Collected data
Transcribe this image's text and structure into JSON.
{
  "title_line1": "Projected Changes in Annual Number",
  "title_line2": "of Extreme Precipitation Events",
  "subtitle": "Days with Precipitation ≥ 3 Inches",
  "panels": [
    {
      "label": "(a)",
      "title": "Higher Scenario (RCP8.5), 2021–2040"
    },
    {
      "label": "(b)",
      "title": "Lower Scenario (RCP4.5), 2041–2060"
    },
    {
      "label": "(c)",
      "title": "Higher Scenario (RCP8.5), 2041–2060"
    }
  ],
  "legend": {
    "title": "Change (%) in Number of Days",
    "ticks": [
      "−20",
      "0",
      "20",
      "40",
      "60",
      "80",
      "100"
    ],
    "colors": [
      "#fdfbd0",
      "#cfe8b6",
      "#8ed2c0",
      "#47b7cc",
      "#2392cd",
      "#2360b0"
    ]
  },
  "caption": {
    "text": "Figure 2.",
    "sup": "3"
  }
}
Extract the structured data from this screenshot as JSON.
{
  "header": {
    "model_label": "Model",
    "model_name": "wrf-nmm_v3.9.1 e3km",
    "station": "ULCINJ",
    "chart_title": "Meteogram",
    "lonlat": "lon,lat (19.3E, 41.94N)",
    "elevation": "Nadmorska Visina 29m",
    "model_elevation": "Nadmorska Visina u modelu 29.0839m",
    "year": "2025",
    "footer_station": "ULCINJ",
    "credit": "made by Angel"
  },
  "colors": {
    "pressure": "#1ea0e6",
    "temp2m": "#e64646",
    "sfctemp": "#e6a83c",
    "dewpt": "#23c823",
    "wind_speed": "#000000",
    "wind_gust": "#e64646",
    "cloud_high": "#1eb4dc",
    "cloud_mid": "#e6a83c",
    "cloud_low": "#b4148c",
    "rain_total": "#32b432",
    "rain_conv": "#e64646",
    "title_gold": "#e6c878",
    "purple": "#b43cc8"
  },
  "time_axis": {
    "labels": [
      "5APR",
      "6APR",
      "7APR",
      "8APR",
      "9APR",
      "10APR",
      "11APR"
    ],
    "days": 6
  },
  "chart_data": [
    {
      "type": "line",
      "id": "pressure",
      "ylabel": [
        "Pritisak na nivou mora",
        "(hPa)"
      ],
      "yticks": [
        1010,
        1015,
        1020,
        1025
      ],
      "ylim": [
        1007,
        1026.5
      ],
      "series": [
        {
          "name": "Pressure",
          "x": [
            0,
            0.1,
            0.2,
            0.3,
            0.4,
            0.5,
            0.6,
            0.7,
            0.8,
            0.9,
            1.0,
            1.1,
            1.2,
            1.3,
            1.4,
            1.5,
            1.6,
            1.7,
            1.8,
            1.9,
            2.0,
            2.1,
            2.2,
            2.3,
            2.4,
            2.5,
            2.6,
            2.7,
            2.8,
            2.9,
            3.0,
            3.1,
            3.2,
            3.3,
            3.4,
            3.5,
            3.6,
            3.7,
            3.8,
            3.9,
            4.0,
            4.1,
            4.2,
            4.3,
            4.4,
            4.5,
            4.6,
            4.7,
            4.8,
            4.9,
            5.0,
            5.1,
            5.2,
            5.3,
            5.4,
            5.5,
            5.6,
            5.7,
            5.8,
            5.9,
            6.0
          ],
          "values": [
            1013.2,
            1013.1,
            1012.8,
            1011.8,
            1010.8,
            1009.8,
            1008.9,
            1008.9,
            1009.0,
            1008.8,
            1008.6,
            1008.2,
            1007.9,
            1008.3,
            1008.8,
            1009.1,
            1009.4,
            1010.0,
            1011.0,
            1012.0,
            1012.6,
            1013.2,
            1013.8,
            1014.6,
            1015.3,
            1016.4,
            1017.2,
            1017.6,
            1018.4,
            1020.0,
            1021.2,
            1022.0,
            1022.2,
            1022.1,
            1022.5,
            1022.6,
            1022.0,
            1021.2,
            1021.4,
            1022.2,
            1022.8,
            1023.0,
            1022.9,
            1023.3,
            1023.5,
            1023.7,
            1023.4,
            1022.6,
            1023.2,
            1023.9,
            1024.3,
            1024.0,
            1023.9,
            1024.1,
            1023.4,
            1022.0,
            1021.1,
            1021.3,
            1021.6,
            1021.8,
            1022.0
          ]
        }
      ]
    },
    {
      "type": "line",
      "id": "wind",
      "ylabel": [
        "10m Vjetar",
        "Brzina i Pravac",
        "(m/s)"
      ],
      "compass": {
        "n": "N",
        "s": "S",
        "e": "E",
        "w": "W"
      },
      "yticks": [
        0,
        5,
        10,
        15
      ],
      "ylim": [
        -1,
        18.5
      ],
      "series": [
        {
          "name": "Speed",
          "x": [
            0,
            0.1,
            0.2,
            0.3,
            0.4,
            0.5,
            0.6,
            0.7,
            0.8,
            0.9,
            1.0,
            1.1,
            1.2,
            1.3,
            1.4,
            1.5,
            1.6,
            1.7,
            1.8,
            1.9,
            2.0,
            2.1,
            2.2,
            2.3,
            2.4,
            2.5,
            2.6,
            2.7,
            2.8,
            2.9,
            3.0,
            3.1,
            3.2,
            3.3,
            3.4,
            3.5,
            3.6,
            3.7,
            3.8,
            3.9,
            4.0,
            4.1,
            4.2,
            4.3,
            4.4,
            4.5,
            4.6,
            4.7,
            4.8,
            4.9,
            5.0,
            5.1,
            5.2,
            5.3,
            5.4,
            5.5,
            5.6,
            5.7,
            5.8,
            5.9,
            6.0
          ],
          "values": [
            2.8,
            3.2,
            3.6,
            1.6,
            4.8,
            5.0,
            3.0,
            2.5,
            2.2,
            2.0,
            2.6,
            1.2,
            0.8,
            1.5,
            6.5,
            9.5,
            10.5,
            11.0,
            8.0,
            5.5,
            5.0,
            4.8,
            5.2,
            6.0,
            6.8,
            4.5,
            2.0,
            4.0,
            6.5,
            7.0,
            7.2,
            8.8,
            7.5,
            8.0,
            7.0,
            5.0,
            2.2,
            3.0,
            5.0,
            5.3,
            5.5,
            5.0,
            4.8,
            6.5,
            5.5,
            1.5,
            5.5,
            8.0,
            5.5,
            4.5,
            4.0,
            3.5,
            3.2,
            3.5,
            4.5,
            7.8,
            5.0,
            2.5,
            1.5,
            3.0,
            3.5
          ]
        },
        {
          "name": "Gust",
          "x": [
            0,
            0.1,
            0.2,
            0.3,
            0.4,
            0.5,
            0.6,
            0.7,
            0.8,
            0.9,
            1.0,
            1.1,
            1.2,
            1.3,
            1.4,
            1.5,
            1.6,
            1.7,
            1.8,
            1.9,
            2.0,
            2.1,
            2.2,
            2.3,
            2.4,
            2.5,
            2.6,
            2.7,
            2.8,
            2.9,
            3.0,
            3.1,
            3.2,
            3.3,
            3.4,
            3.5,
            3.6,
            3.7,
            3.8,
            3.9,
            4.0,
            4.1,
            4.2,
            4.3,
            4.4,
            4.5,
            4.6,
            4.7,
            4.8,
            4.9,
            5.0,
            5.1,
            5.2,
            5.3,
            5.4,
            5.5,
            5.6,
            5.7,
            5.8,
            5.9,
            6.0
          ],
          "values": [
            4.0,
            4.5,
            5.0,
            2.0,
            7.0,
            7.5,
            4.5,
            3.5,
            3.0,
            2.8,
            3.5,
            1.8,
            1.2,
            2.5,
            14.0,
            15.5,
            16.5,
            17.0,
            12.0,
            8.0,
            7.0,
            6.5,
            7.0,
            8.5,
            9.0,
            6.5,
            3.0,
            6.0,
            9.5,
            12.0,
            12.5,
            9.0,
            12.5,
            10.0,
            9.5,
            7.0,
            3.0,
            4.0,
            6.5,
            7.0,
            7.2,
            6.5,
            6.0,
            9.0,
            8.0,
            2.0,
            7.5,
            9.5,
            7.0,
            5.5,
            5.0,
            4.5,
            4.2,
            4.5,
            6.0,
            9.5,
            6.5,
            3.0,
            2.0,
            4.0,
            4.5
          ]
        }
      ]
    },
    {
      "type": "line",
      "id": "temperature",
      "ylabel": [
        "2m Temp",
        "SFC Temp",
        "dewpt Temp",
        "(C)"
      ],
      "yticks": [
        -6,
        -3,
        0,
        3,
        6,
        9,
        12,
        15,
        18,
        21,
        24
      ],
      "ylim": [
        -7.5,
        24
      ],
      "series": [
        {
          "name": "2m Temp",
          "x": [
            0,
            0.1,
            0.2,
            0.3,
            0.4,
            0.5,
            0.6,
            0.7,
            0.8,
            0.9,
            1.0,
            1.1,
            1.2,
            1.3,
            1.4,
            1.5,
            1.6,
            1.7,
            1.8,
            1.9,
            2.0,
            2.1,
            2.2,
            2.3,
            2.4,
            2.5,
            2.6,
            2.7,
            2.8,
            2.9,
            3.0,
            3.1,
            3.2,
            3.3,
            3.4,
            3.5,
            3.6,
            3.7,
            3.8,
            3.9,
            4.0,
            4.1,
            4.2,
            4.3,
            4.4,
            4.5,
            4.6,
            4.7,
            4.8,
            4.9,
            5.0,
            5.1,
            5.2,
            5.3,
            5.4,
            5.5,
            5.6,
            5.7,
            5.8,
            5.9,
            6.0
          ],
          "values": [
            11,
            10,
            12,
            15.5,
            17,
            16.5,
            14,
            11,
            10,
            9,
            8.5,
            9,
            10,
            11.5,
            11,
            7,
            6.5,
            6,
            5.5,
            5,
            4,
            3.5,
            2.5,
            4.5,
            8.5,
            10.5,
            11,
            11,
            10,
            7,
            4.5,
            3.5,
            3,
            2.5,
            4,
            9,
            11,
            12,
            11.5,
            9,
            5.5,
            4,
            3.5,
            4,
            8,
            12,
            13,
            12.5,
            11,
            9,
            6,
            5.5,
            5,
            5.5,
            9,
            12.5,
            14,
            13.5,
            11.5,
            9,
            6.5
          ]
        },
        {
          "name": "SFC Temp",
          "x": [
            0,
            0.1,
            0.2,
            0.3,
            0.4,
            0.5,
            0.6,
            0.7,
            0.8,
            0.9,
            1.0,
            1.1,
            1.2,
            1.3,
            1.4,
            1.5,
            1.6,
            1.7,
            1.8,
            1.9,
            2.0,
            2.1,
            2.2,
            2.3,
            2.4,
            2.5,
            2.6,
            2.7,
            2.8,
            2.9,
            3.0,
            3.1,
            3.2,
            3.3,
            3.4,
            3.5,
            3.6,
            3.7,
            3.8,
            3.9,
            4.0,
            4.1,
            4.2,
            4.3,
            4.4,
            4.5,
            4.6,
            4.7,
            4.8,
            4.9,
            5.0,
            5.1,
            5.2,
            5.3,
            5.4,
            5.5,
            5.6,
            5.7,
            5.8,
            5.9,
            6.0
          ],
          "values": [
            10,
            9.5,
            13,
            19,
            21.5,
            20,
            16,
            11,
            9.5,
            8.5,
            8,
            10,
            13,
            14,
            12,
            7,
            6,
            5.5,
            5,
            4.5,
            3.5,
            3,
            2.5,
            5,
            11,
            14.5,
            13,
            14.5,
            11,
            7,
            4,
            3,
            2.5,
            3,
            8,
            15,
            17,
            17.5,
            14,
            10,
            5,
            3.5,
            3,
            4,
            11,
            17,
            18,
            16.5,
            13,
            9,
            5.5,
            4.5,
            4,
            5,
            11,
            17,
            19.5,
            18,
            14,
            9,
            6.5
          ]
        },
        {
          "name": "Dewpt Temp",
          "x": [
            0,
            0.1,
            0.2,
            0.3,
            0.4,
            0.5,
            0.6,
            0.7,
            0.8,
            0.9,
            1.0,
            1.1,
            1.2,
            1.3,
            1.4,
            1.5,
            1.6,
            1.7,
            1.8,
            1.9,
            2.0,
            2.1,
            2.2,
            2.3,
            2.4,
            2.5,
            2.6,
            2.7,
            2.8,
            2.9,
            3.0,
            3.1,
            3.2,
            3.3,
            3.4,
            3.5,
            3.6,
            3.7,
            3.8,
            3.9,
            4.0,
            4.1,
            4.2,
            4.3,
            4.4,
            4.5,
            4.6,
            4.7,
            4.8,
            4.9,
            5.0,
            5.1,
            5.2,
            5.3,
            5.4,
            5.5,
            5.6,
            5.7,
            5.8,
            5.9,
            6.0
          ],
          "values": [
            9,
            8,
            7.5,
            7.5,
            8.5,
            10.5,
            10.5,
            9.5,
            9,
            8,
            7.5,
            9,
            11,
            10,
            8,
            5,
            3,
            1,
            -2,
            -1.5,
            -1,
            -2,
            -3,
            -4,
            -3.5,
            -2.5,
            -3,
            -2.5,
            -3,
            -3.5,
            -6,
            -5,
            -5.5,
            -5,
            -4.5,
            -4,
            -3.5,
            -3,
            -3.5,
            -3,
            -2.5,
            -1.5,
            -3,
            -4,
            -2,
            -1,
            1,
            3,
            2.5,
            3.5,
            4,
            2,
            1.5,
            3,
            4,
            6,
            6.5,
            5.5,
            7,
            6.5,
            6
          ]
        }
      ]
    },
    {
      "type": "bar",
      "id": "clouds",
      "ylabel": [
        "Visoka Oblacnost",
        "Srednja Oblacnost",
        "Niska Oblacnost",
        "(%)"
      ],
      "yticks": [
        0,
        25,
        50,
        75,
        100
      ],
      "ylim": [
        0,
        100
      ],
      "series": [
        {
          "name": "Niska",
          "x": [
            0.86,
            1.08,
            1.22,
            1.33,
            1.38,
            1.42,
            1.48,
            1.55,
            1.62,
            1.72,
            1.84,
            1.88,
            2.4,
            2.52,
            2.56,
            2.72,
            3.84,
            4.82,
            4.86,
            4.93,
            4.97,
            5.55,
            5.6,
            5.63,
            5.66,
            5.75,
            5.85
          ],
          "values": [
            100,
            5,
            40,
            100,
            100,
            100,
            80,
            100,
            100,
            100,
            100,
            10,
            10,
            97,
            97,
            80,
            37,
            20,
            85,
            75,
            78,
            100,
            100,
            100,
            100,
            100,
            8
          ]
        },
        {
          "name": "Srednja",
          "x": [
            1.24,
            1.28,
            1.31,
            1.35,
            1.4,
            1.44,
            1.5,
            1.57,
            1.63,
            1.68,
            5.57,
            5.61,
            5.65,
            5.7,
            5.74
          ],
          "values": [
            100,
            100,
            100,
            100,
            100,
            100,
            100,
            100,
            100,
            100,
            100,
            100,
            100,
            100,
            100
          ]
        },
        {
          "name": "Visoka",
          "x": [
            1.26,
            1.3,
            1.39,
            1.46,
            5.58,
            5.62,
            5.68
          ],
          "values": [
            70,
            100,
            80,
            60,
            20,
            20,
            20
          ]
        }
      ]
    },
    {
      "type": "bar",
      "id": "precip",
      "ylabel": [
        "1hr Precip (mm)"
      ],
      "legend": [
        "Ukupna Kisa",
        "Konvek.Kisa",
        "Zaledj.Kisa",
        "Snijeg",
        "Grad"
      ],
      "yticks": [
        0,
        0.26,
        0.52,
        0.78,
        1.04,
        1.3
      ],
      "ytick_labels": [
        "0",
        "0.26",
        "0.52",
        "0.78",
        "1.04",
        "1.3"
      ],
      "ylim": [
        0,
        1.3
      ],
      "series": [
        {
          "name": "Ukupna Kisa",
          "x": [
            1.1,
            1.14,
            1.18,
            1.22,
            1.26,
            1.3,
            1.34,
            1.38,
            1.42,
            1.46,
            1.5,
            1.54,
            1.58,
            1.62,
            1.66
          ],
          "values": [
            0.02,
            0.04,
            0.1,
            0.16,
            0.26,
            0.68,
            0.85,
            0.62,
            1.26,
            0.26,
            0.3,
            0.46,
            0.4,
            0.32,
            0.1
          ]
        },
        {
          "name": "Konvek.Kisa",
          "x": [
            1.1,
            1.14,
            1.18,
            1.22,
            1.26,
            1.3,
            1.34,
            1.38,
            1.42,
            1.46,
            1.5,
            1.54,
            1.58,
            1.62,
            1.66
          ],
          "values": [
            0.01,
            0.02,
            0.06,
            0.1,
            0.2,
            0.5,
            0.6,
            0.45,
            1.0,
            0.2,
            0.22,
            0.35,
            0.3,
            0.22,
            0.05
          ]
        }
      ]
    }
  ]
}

▶ _Objective_:
Identify the lines in the entries that hold "Precipitation" and return each one.

▶ _The response_:
  "title_line2": "of Extreme Precipitation Events",
  "subtitle": "Days with Precipitation ≥ 3 Inches",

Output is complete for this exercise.